Job: Return the whole listing, keeping every character the same.

Supplied records:
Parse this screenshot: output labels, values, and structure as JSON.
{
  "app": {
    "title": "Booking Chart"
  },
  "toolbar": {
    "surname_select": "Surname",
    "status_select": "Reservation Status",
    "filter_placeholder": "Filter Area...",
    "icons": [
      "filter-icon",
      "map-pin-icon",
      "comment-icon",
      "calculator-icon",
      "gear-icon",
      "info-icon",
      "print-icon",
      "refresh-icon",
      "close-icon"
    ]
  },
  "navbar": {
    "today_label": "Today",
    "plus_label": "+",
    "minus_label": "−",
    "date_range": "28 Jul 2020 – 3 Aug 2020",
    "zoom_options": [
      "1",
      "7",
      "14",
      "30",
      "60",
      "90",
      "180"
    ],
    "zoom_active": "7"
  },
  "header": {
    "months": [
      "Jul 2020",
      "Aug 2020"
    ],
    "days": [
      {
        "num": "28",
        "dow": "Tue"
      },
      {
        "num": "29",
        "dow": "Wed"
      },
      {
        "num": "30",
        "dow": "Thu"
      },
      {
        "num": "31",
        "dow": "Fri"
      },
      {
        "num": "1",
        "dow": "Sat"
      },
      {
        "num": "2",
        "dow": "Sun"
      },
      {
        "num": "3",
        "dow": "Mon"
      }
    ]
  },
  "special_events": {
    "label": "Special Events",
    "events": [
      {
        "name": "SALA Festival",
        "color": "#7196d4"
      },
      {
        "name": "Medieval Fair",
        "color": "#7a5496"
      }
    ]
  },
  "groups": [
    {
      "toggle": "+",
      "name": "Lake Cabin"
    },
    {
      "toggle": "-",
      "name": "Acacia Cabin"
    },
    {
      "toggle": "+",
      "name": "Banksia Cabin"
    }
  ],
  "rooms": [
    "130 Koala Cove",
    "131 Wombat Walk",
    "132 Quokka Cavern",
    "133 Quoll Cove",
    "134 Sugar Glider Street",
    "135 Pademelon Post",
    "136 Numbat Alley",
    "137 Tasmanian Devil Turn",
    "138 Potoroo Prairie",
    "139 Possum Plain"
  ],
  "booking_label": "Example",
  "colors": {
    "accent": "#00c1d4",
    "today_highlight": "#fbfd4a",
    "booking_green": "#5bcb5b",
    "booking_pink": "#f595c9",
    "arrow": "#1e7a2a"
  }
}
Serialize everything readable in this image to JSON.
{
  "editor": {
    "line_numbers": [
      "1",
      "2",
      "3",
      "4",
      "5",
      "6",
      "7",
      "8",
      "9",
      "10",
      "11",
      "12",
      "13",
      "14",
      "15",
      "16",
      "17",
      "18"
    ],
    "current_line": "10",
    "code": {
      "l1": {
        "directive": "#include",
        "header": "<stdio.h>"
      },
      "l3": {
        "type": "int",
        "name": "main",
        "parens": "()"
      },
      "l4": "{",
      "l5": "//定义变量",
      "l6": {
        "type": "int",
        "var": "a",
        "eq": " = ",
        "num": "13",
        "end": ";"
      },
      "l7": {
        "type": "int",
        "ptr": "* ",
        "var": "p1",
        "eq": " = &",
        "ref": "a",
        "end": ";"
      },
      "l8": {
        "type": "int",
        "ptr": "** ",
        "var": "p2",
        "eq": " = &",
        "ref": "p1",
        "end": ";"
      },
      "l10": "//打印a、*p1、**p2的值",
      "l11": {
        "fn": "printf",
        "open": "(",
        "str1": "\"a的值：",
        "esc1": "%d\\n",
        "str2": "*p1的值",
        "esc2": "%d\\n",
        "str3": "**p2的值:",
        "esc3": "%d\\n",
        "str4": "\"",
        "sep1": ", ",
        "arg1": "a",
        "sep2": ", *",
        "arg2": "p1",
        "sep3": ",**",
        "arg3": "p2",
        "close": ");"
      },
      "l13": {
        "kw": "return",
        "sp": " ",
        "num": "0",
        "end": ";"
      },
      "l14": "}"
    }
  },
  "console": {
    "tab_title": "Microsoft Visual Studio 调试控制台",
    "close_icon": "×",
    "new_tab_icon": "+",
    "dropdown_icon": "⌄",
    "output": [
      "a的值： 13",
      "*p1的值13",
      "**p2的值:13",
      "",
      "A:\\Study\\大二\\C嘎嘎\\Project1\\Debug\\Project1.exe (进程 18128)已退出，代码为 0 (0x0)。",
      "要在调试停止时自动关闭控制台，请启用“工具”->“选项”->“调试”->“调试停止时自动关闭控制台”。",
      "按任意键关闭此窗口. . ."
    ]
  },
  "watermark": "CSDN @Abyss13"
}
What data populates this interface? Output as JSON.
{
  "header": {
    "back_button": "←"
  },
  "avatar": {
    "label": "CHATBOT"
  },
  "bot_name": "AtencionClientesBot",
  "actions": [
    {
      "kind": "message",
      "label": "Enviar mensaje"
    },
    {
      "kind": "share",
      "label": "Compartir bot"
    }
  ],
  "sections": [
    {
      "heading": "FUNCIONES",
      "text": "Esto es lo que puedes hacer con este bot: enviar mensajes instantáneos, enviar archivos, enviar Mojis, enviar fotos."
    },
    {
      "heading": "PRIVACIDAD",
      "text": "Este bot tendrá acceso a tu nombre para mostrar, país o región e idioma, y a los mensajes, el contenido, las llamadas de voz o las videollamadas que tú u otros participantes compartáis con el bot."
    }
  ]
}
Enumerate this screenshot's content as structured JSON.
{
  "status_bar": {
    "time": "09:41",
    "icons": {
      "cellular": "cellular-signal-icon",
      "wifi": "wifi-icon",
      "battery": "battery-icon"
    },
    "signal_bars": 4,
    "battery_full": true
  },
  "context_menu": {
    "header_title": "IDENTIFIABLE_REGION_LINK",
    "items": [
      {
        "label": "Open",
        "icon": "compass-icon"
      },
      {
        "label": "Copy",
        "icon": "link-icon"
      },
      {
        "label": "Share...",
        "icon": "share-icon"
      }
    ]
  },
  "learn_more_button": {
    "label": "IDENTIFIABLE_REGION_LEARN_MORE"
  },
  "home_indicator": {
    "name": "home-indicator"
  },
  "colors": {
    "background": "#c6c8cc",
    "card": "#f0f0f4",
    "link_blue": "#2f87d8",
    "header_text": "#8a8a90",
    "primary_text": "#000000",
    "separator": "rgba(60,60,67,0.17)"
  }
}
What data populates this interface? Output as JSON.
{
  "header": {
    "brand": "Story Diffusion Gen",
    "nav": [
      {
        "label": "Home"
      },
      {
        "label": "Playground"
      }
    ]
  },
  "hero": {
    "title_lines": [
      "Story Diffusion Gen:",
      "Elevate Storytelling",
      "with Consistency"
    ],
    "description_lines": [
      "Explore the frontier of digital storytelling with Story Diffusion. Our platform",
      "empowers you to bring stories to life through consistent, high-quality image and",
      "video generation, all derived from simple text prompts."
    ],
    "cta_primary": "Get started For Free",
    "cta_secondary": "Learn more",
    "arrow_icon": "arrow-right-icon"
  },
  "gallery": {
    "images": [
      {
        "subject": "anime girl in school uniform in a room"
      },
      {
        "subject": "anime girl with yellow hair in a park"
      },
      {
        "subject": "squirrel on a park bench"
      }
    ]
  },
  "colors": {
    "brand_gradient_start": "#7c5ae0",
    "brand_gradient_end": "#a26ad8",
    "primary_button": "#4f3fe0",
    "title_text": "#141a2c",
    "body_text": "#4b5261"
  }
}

Answer to this exercise:
Parse this screenshot: output labels, values, and structure as JSON.
{
  "app": {
    "title": "Booking Chart"
  },
  "toolbar": {
    "surname_select": "Surname",
    "status_select": "Reservation Status",
    "filter_placeholder": "Filter Area...",
    "icons": [
      "filter-icon",
      "map-pin-icon",
      "comment-icon",
      "calculator-icon",
      "gear-icon",
      "info-icon",
      "print-icon",
      "refresh-icon",
      "close-icon"
    ]
  },
  "navbar": {
    "today_label": "Today",
    "plus_label": "+",
    "minus_label": "−",
    "date_range": "28 Jul 2020 – 3 Aug 2020",
    "zoom_options": [
      "1",
      "7",
      "14",
      "30",
      "60",
      "90",
      "180"
    ],
    "zoom_active": "7"
  },
  "header": {
    "months": [
      "Jul 2020",
      "Aug 2020"
    ],
    "days": [
      {
        "num": "28",
        "dow": "Tue"
      },
      {
        "num": "29",
        "dow": "Wed"
      },
      {
        "num": "30",
        "dow": "Thu"
      },
      {
        "num": "31",
        "dow": "Fri"
      },
      {
        "num": "1",
        "dow": "Sat"
      },
      {
        "num": "2",
        "dow": "Sun"
      },
      {
        "num": "3",
        "dow": "Mon"
      }
    ]
  },
  "special_events": {
    "label": "Special Events",
    "events": [
      {
        "name": "SALA Festival",
        "color": "#7196d4"
      },
      {
        "name": "Medieval Fair",
        "color": "#7a5496"
      }
    ]
  },
  "groups": [
    {
      "toggle": "+",
      "name": "Lake Cabin"
    },
    {
      "toggle": "-",
      "name": "Acacia Cabin"
    },
    {
      "toggle": "+",
      "name": "Banksia Cabin"
    }
  ],
  "rooms": [
    "130 Koala Cove",
    "131 Wombat Walk",
    "132 Quokka Cavern",
    "133 Quoll Cove",
    "134 Sugar Glider Street",
    "135 Pademelon Post",
    "136 Numbat Alley",
    "137 Tasmanian Devil Turn",
    "138 Potoroo Prairie",
    "139 Possum Plain"
  ],
  "booking_label": "Example",
  "colors": {
    "accent": "#00c1d4",
    "today_highlight": "#fbfd4a",
    "booking_green": "#5bcb5b",
    "booking_pink": "#f595c9",
    "arrow": "#1e7a2a"
  }
}
Serialize everything readable in this image to JSON.
{
  "editor": {
    "line_numbers": [
      "1",
      "2",
      "3",
      "4",
      "5",
      "6",
      "7",
      "8",
      "9",
      "10",
      "11",
      "12",
      "13",
      "14",
      "15",
      "16",
      "17",
      "18"
    ],
    "current_line": "10",
    "code": {
      "l1": {
        "directive": "#include",
        "header": "<stdio.h>"
      },
      "l3": {
        "type": "int",
        "name": "main",
        "parens": "()"
      },
      "l4": "{",
      "l5": "//定义变量",
      "l6": {
        "type": "int",
        "var": "a",
        "eq": " = ",
        "num": "13",
        "end": ";"
      },
      "l7": {
        "type": "int",
        "ptr": "* ",
        "var": "p1",
        "eq": " = &",
        "ref": "a",
        "end": ";"
      },
      "l8": {
        "type": "int",
        "ptr": "** ",
        "var": "p2",
        "eq": " = &",
        "ref": "p1",
        "end": ";"
      },
      "l10": "//打印a、*p1、**p2的值",
      "l11": {
        "fn": "printf",
        "open": "(",
        "str1": "\"a的值：",
        "esc1": "%d\\n",
        "str2": "*p1的值",
        "esc2": "%d\\n",
        "str3": "**p2的值:",
        "esc3": "%d\\n",
        "str4": "\"",
        "sep1": ", ",
        "arg1": "a",
        "sep2": ", *",
        "arg2": "p1",
        "sep3": ",**",
        "arg3": "p2",
        "close": ");"
      },
      "l13": {
        "kw": "return",
        "sp": " ",
        "num": "0",
        "end": ";"
      },
      "l14": "}"
    }
  },
  "console": {
    "tab_title": "Microsoft Visual Studio 调试控制台",
    "close_icon": "×",
    "new_tab_icon": "+",
    "dropdown_icon": "⌄",
    "output": [
      "a的值： 13",
      "*p1的值13",
      "**p2的值:13",
      "",
      "A:\\Study\\大二\\C嘎嘎\\Project1\\Debug\\Project1.exe (进程 18128)已退出，代码为 0 (0x0)。",
      "要在调试停止时自动关闭控制台，请启用“工具”->“选项”->“调试”->“调试停止时自动关闭控制台”。",
      "按任意键关闭此窗口. . ."
    ]
  },
  "watermark": "CSDN @Abyss13"
}
What data populates this interface? Output as JSON.
{
  "header": {
    "back_button": "←"
  },
  "avatar": {
    "label": "CHATBOT"
  },
  "bot_name": "AtencionClientesBot",
  "actions": [
    {
      "kind": "message",
      "label": "Enviar mensaje"
    },
    {
      "kind": "share",
      "label": "Compartir bot"
    }
  ],
  "sections": [
    {
      "heading": "FUNCIONES",
      "text": "Esto es lo que puedes hacer con este bot: enviar mensajes instantáneos, enviar archivos, enviar Mojis, enviar fotos."
    },
    {
      "heading": "PRIVACIDAD",
      "text": "Este bot tendrá acceso a tu nombre para mostrar, país o región e idioma, y a los mensajes, el contenido, las llamadas de voz o las videollamadas que tú u otros participantes compartáis con el bot."
    }
  ]
}
Enumerate this screenshot's content as structured JSON.
{
  "status_bar": {
    "time": "09:41",
    "icons": {
      "cellular": "cellular-signal-icon",
      "wifi": "wifi-icon",
      "battery": "battery-icon"
    },
    "signal_bars": 4,
    "battery_full": true
  },
  "context_menu": {
    "header_title": "IDENTIFIABLE_REGION_LINK",
    "items": [
      {
        "label": "Open",
        "icon": "compass-icon"
      },
      {
        "label": "Copy",
        "icon": "link-icon"
      },
      {
        "label": "Share...",
        "icon": "share-icon"
      }
    ]
  },
  "learn_more_button": {
    "label": "IDENTIFIABLE_REGION_LEARN_MORE"
  },
  "home_indicator": {
    "name": "home-indicator"
  },
  "colors": {
    "background": "#c6c8cc",
    "card": "#f0f0f4",
    "link_blue": "#2f87d8",
    "header_text": "#8a8a90",
    "primary_text": "#000000",
    "separator": "rgba(60,60,67,0.17)"
  }
}
What data populates this interface? Output as JSON.
{
  "header": {
    "brand": "Story Diffusion Gen",
    "nav": [
      {
        "label": "Home"
      },
      {
        "label": "Playground"
      }
    ]
  },
  "hero": {
    "title_lines": [
      "Story Diffusion Gen:",
      "Elevate Storytelling",
      "with Consistency"
    ],
    "description_lines": [
      "Explore the frontier of digital storytelling with Story Diffusion. Our platform",
      "empowers you to bring stories to life through consistent, high-quality image and",
      "video generation, all derived from simple text prompts."
    ],
    "cta_primary": "Get started For Free",
    "cta_secondary": "Learn more",
    "arrow_icon": "arrow-right-icon"
  },
  "gallery": {
    "images": [
      {
        "subject": "anime girl in school uniform in a room"
      },
      {
        "subject": "anime girl with yellow hair in a park"
      },
      {
        "subject": "squirrel on a park bench"
      }
    ]
  },
  "colors": {
    "brand_gradient_start": "#7c5ae0",
    "brand_gradient_end": "#a26ad8",
    "primary_button": "#4f3fe0",
    "title_text": "#141a2c",
    "body_text": "#4b5261"
  }
}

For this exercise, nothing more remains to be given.